[Challenge] Count, in the entries below, the lines in which "全国工业增加值增速" occurs. Give the number, nothing more.

========================

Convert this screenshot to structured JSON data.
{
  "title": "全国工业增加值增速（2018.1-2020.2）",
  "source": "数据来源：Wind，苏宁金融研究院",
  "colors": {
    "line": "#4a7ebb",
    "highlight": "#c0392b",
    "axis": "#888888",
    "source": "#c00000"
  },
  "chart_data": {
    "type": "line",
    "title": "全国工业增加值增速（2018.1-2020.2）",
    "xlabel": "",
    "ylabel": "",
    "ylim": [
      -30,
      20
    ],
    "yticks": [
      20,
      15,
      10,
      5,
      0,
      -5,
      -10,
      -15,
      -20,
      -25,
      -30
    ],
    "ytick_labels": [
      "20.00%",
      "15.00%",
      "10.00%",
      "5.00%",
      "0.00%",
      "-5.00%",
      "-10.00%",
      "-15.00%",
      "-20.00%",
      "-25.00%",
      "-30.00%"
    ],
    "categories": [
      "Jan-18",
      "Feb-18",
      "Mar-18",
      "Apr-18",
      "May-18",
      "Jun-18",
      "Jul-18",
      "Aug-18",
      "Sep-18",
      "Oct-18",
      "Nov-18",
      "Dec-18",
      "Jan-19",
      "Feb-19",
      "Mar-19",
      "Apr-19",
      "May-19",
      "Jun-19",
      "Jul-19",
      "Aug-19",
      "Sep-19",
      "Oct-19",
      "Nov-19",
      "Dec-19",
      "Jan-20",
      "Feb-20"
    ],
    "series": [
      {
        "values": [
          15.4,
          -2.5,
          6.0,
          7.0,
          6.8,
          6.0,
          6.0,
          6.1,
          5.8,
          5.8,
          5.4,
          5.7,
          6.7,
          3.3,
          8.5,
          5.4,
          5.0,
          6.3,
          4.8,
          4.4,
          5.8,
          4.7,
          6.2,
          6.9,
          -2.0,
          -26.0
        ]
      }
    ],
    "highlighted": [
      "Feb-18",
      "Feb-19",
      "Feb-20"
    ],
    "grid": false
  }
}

========================

[Answer to the task] 2